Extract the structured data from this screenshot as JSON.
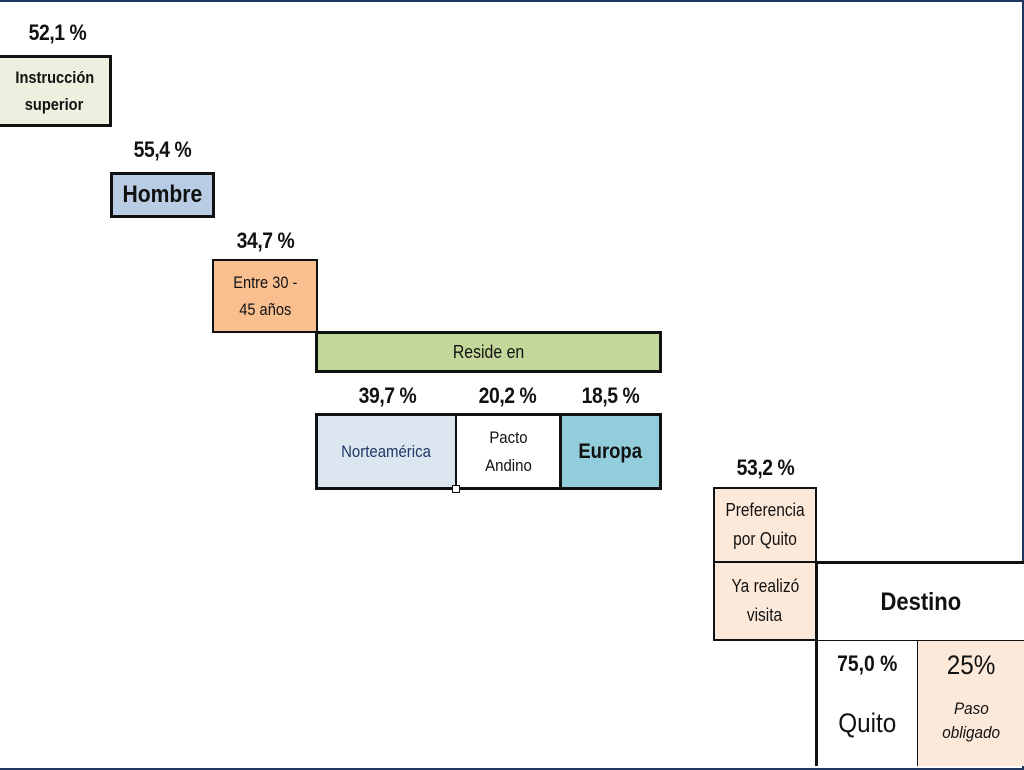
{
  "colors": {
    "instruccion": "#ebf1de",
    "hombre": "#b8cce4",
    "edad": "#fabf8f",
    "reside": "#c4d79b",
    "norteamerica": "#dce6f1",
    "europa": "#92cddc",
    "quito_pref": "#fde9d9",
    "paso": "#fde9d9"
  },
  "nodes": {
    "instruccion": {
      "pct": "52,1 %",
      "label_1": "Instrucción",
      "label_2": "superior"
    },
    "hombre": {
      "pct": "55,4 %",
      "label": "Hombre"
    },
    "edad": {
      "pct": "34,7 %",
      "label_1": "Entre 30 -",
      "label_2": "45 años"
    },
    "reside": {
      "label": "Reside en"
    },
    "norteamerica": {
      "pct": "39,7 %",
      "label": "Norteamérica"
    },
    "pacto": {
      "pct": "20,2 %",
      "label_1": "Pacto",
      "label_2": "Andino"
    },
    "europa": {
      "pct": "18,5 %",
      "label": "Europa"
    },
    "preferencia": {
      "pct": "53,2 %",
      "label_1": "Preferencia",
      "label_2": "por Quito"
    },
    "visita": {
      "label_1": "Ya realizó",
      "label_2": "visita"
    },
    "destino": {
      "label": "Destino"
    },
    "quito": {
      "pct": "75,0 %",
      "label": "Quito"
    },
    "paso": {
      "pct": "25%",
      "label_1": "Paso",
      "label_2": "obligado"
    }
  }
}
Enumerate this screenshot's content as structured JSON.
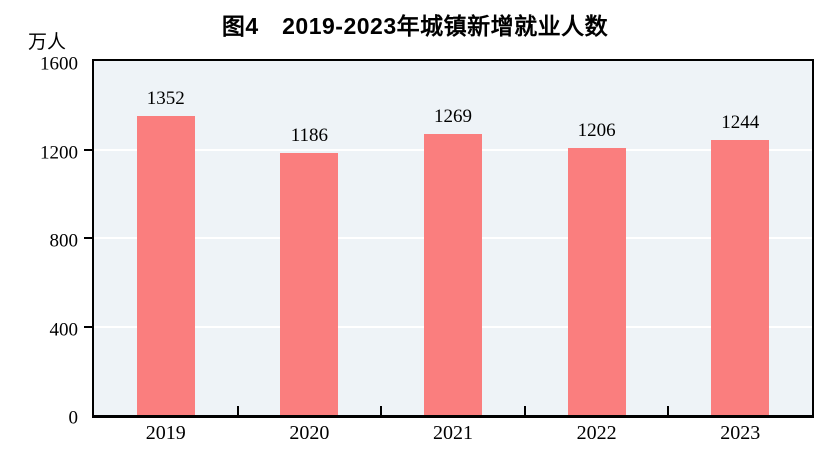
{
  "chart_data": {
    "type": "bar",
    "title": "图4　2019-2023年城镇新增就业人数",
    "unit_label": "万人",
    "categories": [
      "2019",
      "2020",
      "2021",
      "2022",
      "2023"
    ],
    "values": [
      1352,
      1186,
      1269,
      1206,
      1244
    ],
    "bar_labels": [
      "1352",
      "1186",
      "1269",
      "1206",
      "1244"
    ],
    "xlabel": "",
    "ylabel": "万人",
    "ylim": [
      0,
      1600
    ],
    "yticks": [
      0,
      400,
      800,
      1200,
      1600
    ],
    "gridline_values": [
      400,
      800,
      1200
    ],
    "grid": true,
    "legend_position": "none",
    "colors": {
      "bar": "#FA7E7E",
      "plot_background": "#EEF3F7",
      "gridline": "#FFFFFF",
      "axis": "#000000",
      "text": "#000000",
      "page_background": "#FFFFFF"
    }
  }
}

::::::::::

Skip the pictures and transcribe the rest of the records exactly.

Extract the structured data from this screenshot as JSON.
{
  "colors": {
    "instruccion": "#ebf1de",
    "hombre": "#b8cce4",
    "edad": "#fabf8f",
    "reside": "#c4d79b",
    "norteamerica": "#dce6f1",
    "europa": "#92cddc",
    "quito_pref": "#fde9d9",
    "paso": "#fde9d9"
  },
  "nodes": {
    "instruccion": {
      "pct": "52,1 %",
      "label_1": "Instrucción",
      "label_2": "superior"
    },
    "hombre": {
      "pct": "55,4 %",
      "label": "Hombre"
    },
    "edad": {
      "pct": "34,7 %",
      "label_1": "Entre 30 -",
      "label_2": "45 años"
    },
    "reside": {
      "label": "Reside en"
    },
    "norteamerica": {
      "pct": "39,7 %",
      "label": "Norteamérica"
    },
    "pacto": {
      "pct": "20,2 %",
      "label_1": "Pacto",
      "label_2": "Andino"
    },
    "europa": {
      "pct": "18,5 %",
      "label": "Europa"
    },
    "preferencia": {
      "pct": "53,2 %",
      "label_1": "Preferencia",
      "label_2": "por Quito"
    },
    "visita": {
      "label_1": "Ya realizó",
      "label_2": "visita"
    },
    "destino": {
      "label": "Destino"
    },
    "quito": {
      "pct": "75,0 %",
      "label": "Quito"
    },
    "paso": {
      "pct": "25%",
      "label_1": "Paso",
      "label_2": "obligado"
    }
  }
}
Enumerate this screenshot's content as structured JSON.
{
  "chart_data": {
    "type": "bar",
    "title": "图4　2019-2023年城镇新增就业人数",
    "unit_label": "万人",
    "categories": [
      "2019",
      "2020",
      "2021",
      "2022",
      "2023"
    ],
    "values": [
      1352,
      1186,
      1269,
      1206,
      1244
    ],
    "bar_labels": [
      "1352",
      "1186",
      "1269",
      "1206",
      "1244"
    ],
    "xlabel": "",
    "ylabel": "万人",
    "ylim": [
      0,
      1600
    ],
    "yticks": [
      0,
      400,
      800,
      1200,
      1600
    ],
    "gridline_values": [
      400,
      800,
      1200
    ],
    "grid": true,
    "legend_position": "none",
    "colors": {
      "bar": "#FA7E7E",
      "plot_background": "#EEF3F7",
      "gridline": "#FFFFFF",
      "axis": "#000000",
      "text": "#000000",
      "page_background": "#FFFFFF"
    }
  }
}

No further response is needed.